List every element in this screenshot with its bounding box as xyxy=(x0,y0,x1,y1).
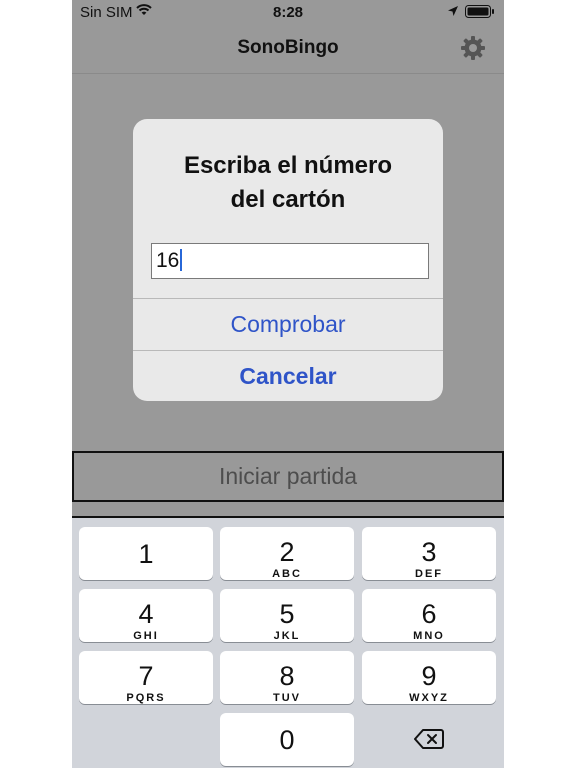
dialog-title: Escriba el número del cartón xyxy=(153,149,423,217)
card-number-input[interactable]: 16 xyxy=(151,243,429,279)
navigation-bar: SonoBingo xyxy=(72,24,504,74)
battery-icon xyxy=(465,5,494,18)
app-screen: Sin SIM 8:28 SonoBingo Iniciar partida E… xyxy=(72,0,504,768)
card-number-value: 16 xyxy=(156,249,180,272)
numeric-keypad: 1 2 ABC 3 DEF 4 GHI 5 JKL 6 MNO 7 PQRS 8… xyxy=(72,516,504,768)
key-digit: 2 xyxy=(279,537,295,567)
key-2[interactable]: 2 ABC xyxy=(220,527,354,580)
key-letters: ABC xyxy=(272,568,302,580)
key-letters: PQRS xyxy=(126,692,166,704)
key-1[interactable]: 1 xyxy=(79,527,213,580)
key-6[interactable]: 6 MNO xyxy=(362,589,496,642)
key-letters: JKL xyxy=(273,630,301,642)
key-digit: 7 xyxy=(138,661,154,691)
key-digit: 8 xyxy=(279,661,295,691)
app-title: SonoBingo xyxy=(237,37,339,58)
key-letters: GHI xyxy=(133,630,159,642)
card-number-dialog: Escriba el número del cartón 16 Comproba… xyxy=(133,119,443,401)
key-7[interactable]: 7 PQRS xyxy=(79,651,213,704)
key-digit: 6 xyxy=(421,599,437,629)
status-time: 8:28 xyxy=(272,4,304,21)
key-letters: WXYZ xyxy=(409,692,449,704)
key-5[interactable]: 5 JKL xyxy=(220,589,354,642)
cancel-button[interactable]: Cancelar xyxy=(133,351,443,401)
key-letters: MNO xyxy=(413,630,445,642)
key-letters: TUV xyxy=(273,692,301,704)
key-digit: 3 xyxy=(421,537,437,567)
dialog-title-line2: del cartón xyxy=(230,186,346,213)
dialog-title-line1: Escriba el número xyxy=(183,152,393,179)
key-3[interactable]: 3 DEF xyxy=(362,527,496,580)
key-letters: DEF xyxy=(415,568,443,580)
key-9[interactable]: 9 WXYZ xyxy=(362,651,496,704)
delete-key[interactable] xyxy=(362,713,496,766)
key-digit: 4 xyxy=(138,599,154,629)
text-cursor xyxy=(180,249,183,271)
key-digit: 0 xyxy=(279,725,295,755)
key-8[interactable]: 8 TUV xyxy=(220,651,354,704)
key-digit: 1 xyxy=(138,539,154,569)
location-arrow-icon xyxy=(448,6,458,16)
start-game-button[interactable]: Iniciar partida xyxy=(72,451,504,502)
gear-icon[interactable] xyxy=(460,35,486,61)
key-digit: 9 xyxy=(421,661,437,691)
status-bar: Sin SIM 8:28 xyxy=(72,0,504,24)
key-4[interactable]: 4 GHI xyxy=(79,589,213,642)
key-digit: 5 xyxy=(279,599,295,629)
backspace-icon xyxy=(414,729,444,749)
check-button[interactable]: Comprobar xyxy=(133,299,443,350)
key-0[interactable]: 0 xyxy=(220,713,354,766)
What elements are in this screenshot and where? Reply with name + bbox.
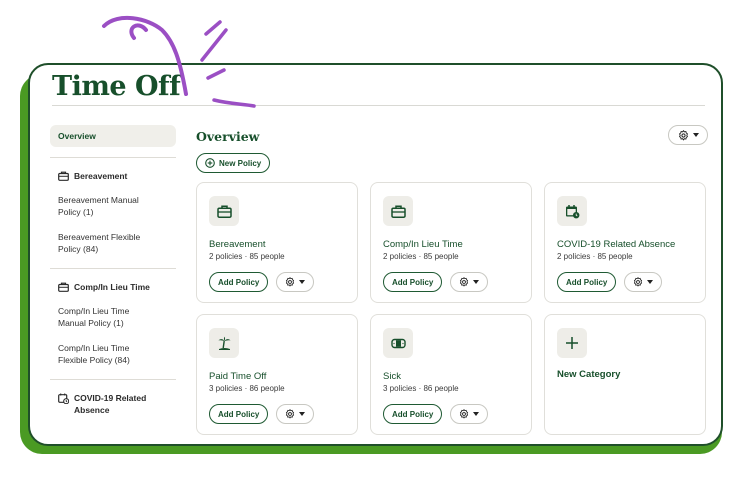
sidebar-heading-bereavement[interactable]: Bereavement [50,170,176,182]
card-title: COVID-19 Related Absence [557,239,676,250]
briefcase-icon [216,205,232,218]
card-title: Sick [383,371,401,382]
card-subtitle: 2 policies · 85 people [557,252,633,261]
sidebar-heading-label: Comp/In Lieu Time [74,282,150,292]
category-card-covid[interactable]: COVID-19 Related Absence 2 policies · 85… [544,182,706,303]
palm-tree-icon [218,336,230,350]
card-title: Comp/In Lieu Time [383,239,463,250]
card-settings-dropdown[interactable] [450,404,489,424]
card-subtitle: 2 policies · 85 people [209,252,285,261]
new-policy-label: New Policy [219,158,262,168]
sidebar-item-comp-manual[interactable]: Comp/In Lieu Time Manual Policy (1) [50,305,160,329]
card-title: Paid Time Off [209,371,267,382]
sidebar-item-bereavement-flexible[interactable]: Bereavement Flexible Policy (84) [50,231,160,255]
card-icon-box [209,196,239,226]
gear-icon [678,129,688,141]
page-title: Time Off [52,71,181,102]
card-subtitle: 3 policies · 86 people [209,384,285,393]
category-card-sick[interactable]: Sick 3 policies · 86 people Add Policy [370,314,532,435]
chevron-down-icon [473,412,480,416]
calendar-clock-icon [565,204,579,218]
section-title: Overview [196,129,260,144]
card-icon-box [557,328,587,358]
card-settings-dropdown[interactable] [624,272,663,292]
sidebar: Overview Bereavement Bereavement Manual … [50,125,176,428]
card-settings-dropdown[interactable] [276,272,315,292]
plus-circle-icon [205,158,215,168]
card-title: Bereavement [209,239,266,250]
card-subtitle: 3 policies · 86 people [383,384,459,393]
card-actions: Add Policy [209,404,315,424]
sidebar-heading-covid[interactable]: COVID-19 Related Absence [50,392,176,416]
sidebar-section-comp: Comp/In Lieu Time Comp/In Lieu Time Manu… [50,281,176,366]
app-window: Time Off Overview Bereavement Bereavemen… [28,63,723,446]
new-policy-button[interactable]: New Policy [196,153,271,173]
settings-dropdown[interactable] [668,125,708,145]
chevron-down-icon [299,280,306,284]
briefcase-icon [58,282,69,292]
bandage-icon [390,338,406,348]
card-actions: Add Policy [209,272,315,292]
chevron-down-icon [647,280,654,284]
sidebar-divider [50,379,176,380]
category-card-paid-time-off[interactable]: Paid Time Off 3 policies · 86 people Add… [196,314,358,435]
card-icon-box [383,328,413,358]
add-policy-button[interactable]: Add Policy [383,272,443,292]
sidebar-section-covid: COVID-19 Related Absence [50,392,176,416]
calendar-clock-icon [58,393,69,404]
plus-icon [566,337,578,349]
card-icon-box [209,328,239,358]
gear-icon [286,277,295,287]
gear-icon [460,277,469,287]
add-policy-button[interactable]: Add Policy [557,272,617,292]
sidebar-item-overview[interactable]: Overview [50,125,176,147]
sidebar-heading-label: Bereavement [74,171,128,181]
sidebar-heading-label: COVID-19 Related Absence [74,393,147,415]
card-settings-dropdown[interactable] [450,272,489,292]
briefcase-icon [58,171,69,181]
card-actions: Add Policy [557,272,663,292]
add-policy-button[interactable]: Add Policy [209,272,269,292]
sidebar-section-bereavement: Bereavement Bereavement Manual Policy (1… [50,170,176,255]
gear-icon [286,409,295,419]
sidebar-item-comp-flexible[interactable]: Comp/In Lieu Time Flexible Policy (84) [50,342,160,366]
card-icon-box [557,196,587,226]
category-card-bereavement[interactable]: Bereavement 2 policies · 85 people Add P… [196,182,358,303]
new-category-card[interactable]: New Category [544,314,706,435]
title-divider [52,105,705,106]
chevron-down-icon [692,133,699,137]
add-policy-button[interactable]: Add Policy [209,404,269,424]
card-subtitle: 2 policies · 85 people [383,252,459,261]
briefcase-icon [390,205,406,218]
category-card-comp[interactable]: Comp/In Lieu Time 2 policies · 85 people… [370,182,532,303]
card-actions: Add Policy [383,272,489,292]
sidebar-heading-comp[interactable]: Comp/In Lieu Time [50,281,176,293]
gear-icon [634,277,643,287]
chevron-down-icon [299,412,306,416]
card-settings-dropdown[interactable] [276,404,315,424]
new-category-label: New Category [557,369,621,380]
sidebar-item-bereavement-manual[interactable]: Bereavement Manual Policy (1) [50,194,160,218]
sidebar-divider [50,157,176,158]
card-actions: Add Policy [383,404,489,424]
add-policy-button[interactable]: Add Policy [383,404,443,424]
card-icon-box [383,196,413,226]
gear-icon [460,409,469,419]
chevron-down-icon [473,280,480,284]
sidebar-divider [50,268,176,269]
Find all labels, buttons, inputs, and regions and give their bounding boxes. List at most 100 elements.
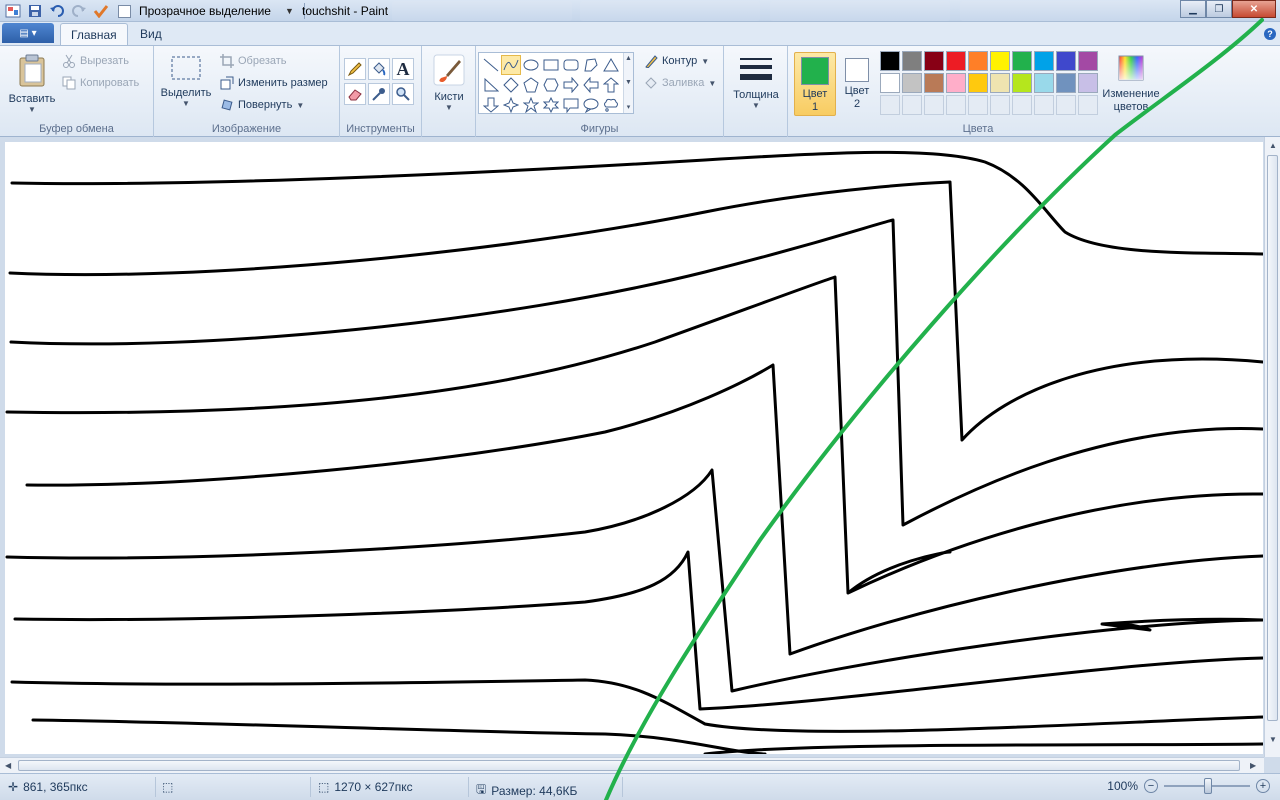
- palette-empty-slot[interactable]: [902, 95, 922, 115]
- eraser-icon[interactable]: [344, 83, 366, 105]
- palette-empty-slot[interactable]: [880, 95, 900, 115]
- palette-color[interactable]: [1056, 73, 1076, 93]
- shape-oval-icon[interactable]: [521, 55, 541, 75]
- brushes-button[interactable]: Кисти ▼: [426, 54, 472, 112]
- palette-color[interactable]: [968, 73, 988, 93]
- shape-curve-icon[interactable]: [501, 55, 521, 75]
- zoom-slider[interactable]: [1164, 778, 1250, 794]
- shape-up-arrow-icon[interactable]: [601, 75, 621, 95]
- vertical-scroll-thumb[interactable]: [1267, 155, 1278, 721]
- palette-empty-slot[interactable]: [990, 95, 1010, 115]
- palette-empty-slot[interactable]: [1034, 95, 1054, 115]
- palette-empty-slot[interactable]: [1012, 95, 1032, 115]
- shapes-scroll-up-icon[interactable]: ▲: [625, 55, 632, 62]
- shapes-scroll[interactable]: ▲ ▼ ▾: [623, 53, 633, 113]
- palette-color[interactable]: [1012, 51, 1032, 71]
- shape-five-point-star-icon[interactable]: [521, 95, 541, 115]
- text-icon[interactable]: A: [392, 58, 414, 80]
- palette-empty-slot[interactable]: [968, 95, 988, 115]
- scroll-right-icon[interactable]: ▶: [1250, 761, 1256, 770]
- edit-colors-button[interactable]: Изменение цветов: [1098, 54, 1164, 114]
- color1-button[interactable]: Цвет 1: [794, 52, 836, 116]
- shape-hexagon-icon[interactable]: [541, 75, 561, 95]
- undo-icon[interactable]: [48, 2, 66, 20]
- palette-color[interactable]: [902, 73, 922, 93]
- shape-six-point-star-icon[interactable]: [541, 95, 561, 115]
- shape-polygon-icon[interactable]: [581, 55, 601, 75]
- size-button[interactable]: Толщина ▼: [730, 54, 782, 110]
- paint-app-icon[interactable]: [4, 2, 22, 20]
- outline-button[interactable]: Контур ▼: [644, 54, 709, 68]
- tab-home[interactable]: Главная: [60, 23, 128, 45]
- zoom-in-button[interactable]: +: [1256, 779, 1270, 793]
- horizontal-scroll-thumb[interactable]: [18, 760, 1240, 771]
- palette-color[interactable]: [1034, 51, 1054, 71]
- shape-rounded-rectangle-icon[interactable]: [561, 55, 581, 75]
- palette-color[interactable]: [1078, 51, 1098, 71]
- palette-color[interactable]: [924, 73, 944, 93]
- shape-right-triangle-icon[interactable]: [481, 75, 501, 95]
- copy-button[interactable]: Копировать: [62, 76, 139, 90]
- fill-shape-button[interactable]: Заливка ▼: [644, 76, 716, 90]
- help-icon[interactable]: ?: [1264, 28, 1276, 40]
- paste-button[interactable]: Вставить ▼: [6, 54, 58, 114]
- palette-color[interactable]: [902, 51, 922, 71]
- zoom-out-button[interactable]: −: [1144, 779, 1158, 793]
- transparent-selection-checkbox[interactable]: [118, 4, 131, 18]
- palette-color[interactable]: [946, 51, 966, 71]
- color-picker-icon[interactable]: [368, 83, 390, 105]
- vertical-scrollbar[interactable]: ▲ ▼: [1264, 137, 1280, 757]
- crop-button[interactable]: Обрезать: [220, 54, 287, 68]
- redo-icon[interactable]: [70, 2, 88, 20]
- palette-color[interactable]: [968, 51, 988, 71]
- shape-line-icon[interactable]: [481, 55, 501, 75]
- maximize-button[interactable]: ❐: [1206, 0, 1232, 18]
- tab-view[interactable]: Вид: [130, 23, 172, 45]
- palette-color[interactable]: [880, 73, 900, 93]
- shape-rectangle-icon[interactable]: [541, 55, 561, 75]
- palette-color[interactable]: [924, 51, 944, 71]
- pencil-icon[interactable]: [344, 58, 366, 80]
- cut-button[interactable]: Вырезать: [62, 54, 129, 68]
- qat-dropdown-icon[interactable]: ▼: [285, 6, 294, 16]
- shape-four-point-star-icon[interactable]: [501, 95, 521, 115]
- shape-left-arrow-icon[interactable]: [581, 75, 601, 95]
- shape-down-arrow-icon[interactable]: [481, 95, 501, 115]
- shape-cloud-callout-icon[interactable]: [601, 95, 621, 115]
- palette-empty-slot[interactable]: [946, 95, 966, 115]
- shape-oval-callout-icon[interactable]: [581, 95, 601, 115]
- palette-color[interactable]: [1056, 51, 1076, 71]
- magnifier-icon[interactable]: [392, 83, 414, 105]
- shapes-expand-icon[interactable]: ▾: [627, 103, 631, 111]
- scroll-up-icon[interactable]: ▲: [1269, 141, 1277, 150]
- select-button[interactable]: Выделить ▼: [158, 54, 214, 108]
- scroll-left-icon[interactable]: ◀: [5, 761, 11, 770]
- palette-color[interactable]: [1012, 73, 1032, 93]
- minimize-button[interactable]: ▁: [1180, 0, 1206, 18]
- scroll-down-icon[interactable]: ▼: [1269, 735, 1277, 744]
- shape-diamond-icon[interactable]: [501, 75, 521, 95]
- palette-color[interactable]: [990, 73, 1010, 93]
- save-icon[interactable]: [26, 2, 44, 20]
- palette-empty-slot[interactable]: [1056, 95, 1076, 115]
- fill-icon[interactable]: [368, 58, 390, 80]
- close-button[interactable]: ✕: [1232, 0, 1276, 18]
- drawing-canvas[interactable]: [5, 142, 1263, 754]
- palette-color[interactable]: [946, 73, 966, 93]
- palette-color[interactable]: [990, 51, 1010, 71]
- zoom-slider-thumb[interactable]: [1204, 778, 1212, 794]
- checkmark-icon[interactable]: [92, 2, 110, 20]
- rotate-button[interactable]: Повернуть ▼: [220, 98, 304, 112]
- palette-color[interactable]: [880, 51, 900, 71]
- shape-rect-callout-icon[interactable]: [561, 95, 581, 115]
- palette-color[interactable]: [1034, 73, 1054, 93]
- palette-empty-slot[interactable]: [1078, 95, 1098, 115]
- palette-color[interactable]: [1078, 73, 1098, 93]
- palette-empty-slot[interactable]: [924, 95, 944, 115]
- shape-right-arrow-icon[interactable]: [561, 75, 581, 95]
- shapes-scroll-down-icon[interactable]: ▼: [625, 79, 632, 86]
- horizontal-scrollbar[interactable]: ◀ ▶: [0, 757, 1264, 773]
- app-menu-button[interactable]: ▤ ▾: [2, 23, 54, 43]
- shape-pentagon-icon[interactable]: [521, 75, 541, 95]
- shape-triangle-icon[interactable]: [601, 55, 621, 75]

####################

WORK REQUIRED:
Transcribe the lines in the records above exactly, from the line containing "dialog-title: Escriba el" to the line containing "key-digit: 2 xyxy=(279,537,295,567)", both included.

RESPONSE TO THE TASK:
dialog-title: Escriba el número del cartón xyxy=(153,149,423,217)
card-number-input[interactable]: 16 xyxy=(151,243,429,279)
navigation-bar: SonoBingo xyxy=(72,24,504,74)
battery-icon xyxy=(465,5,494,18)
app-screen: Sin SIM 8:28 SonoBingo Iniciar partida E… xyxy=(72,0,504,768)
card-number-value: 16 xyxy=(156,249,180,272)
numeric-keypad: 1 2 ABC 3 DEF 4 GHI 5 JKL 6 MNO 7 PQRS 8… xyxy=(72,516,504,768)
key-digit: 2 xyxy=(279,537,295,567)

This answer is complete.